Rows from a figure dataset
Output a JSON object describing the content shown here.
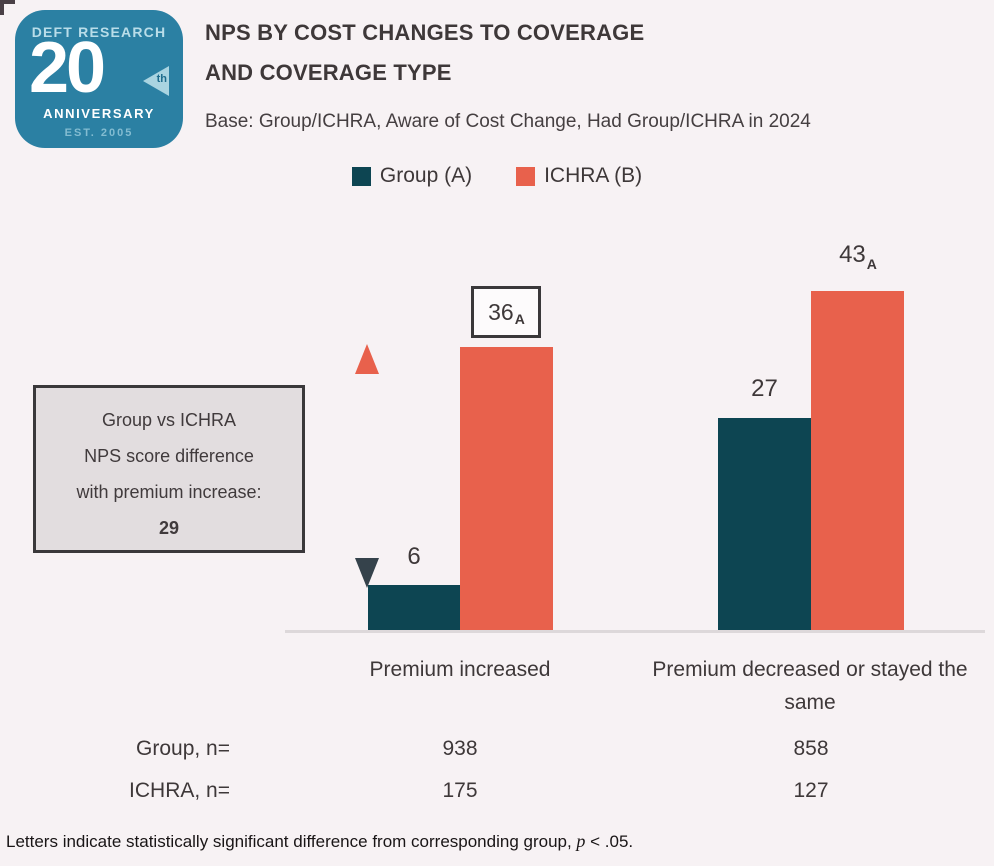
{
  "logo": {
    "brand": "DEFT RESEARCH",
    "big_number": "20",
    "suffix": "th",
    "anniversary": "ANNIVERSARY",
    "established": "EST. 2005",
    "bg_color": "#2b80a3"
  },
  "header": {
    "title_line1": "NPS BY COST CHANGES TO COVERAGE",
    "title_line2": "AND COVERAGE TYPE",
    "subtitle": "Base: Group/ICHRA, Aware of Cost Change, Had Group/ICHRA in 2024"
  },
  "legend": {
    "items": [
      {
        "label": "Group (A)",
        "color": "#0d4552"
      },
      {
        "label": "ICHRA (B)",
        "color": "#e8614c"
      }
    ]
  },
  "annotation_box": {
    "line1": "Group vs ICHRA",
    "line2": "NPS score difference",
    "line3": "with premium increase:",
    "value": "29"
  },
  "chart_data": {
    "type": "bar",
    "title": "NPS by Cost Changes to Coverage and Coverage Type",
    "categories": [
      "Premium increased",
      "Premium decreased or stayed the same"
    ],
    "series": [
      {
        "name": "Group (A)",
        "color": "#0d4552",
        "values": [
          6,
          27
        ]
      },
      {
        "name": "ICHRA (B)",
        "color": "#e8614c",
        "values": [
          36,
          43
        ]
      }
    ],
    "value_labels": [
      [
        {
          "text": "6",
          "sig": "",
          "boxed": false
        },
        {
          "text": "27",
          "sig": "",
          "boxed": false
        }
      ],
      [
        {
          "text": "36",
          "sig": "A",
          "boxed": true
        },
        {
          "text": "43",
          "sig": "A",
          "boxed": false
        }
      ]
    ],
    "ylim": [
      0,
      50
    ],
    "grid": false,
    "legend_position": "top",
    "arrow_annotation": "difference between ICHRA and Group bar tops with premium increase",
    "arrow_colors": {
      "top": "#e8614c",
      "bottom": "#35424b"
    }
  },
  "table": {
    "rows": [
      {
        "label": "Group, n=",
        "values": [
          "938",
          "858"
        ]
      },
      {
        "label": "ICHRA, n=",
        "values": [
          "175",
          "127"
        ]
      }
    ]
  },
  "footnote": {
    "prefix": "Letters indicate statistically significant difference from corresponding group, ",
    "italic": "p",
    "suffix": " < .05."
  }
}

§ Task to carry out
What is the number of lines in the listing that include the word "ICHRA"? Give that number and nothing else.

§ Finished exercise
6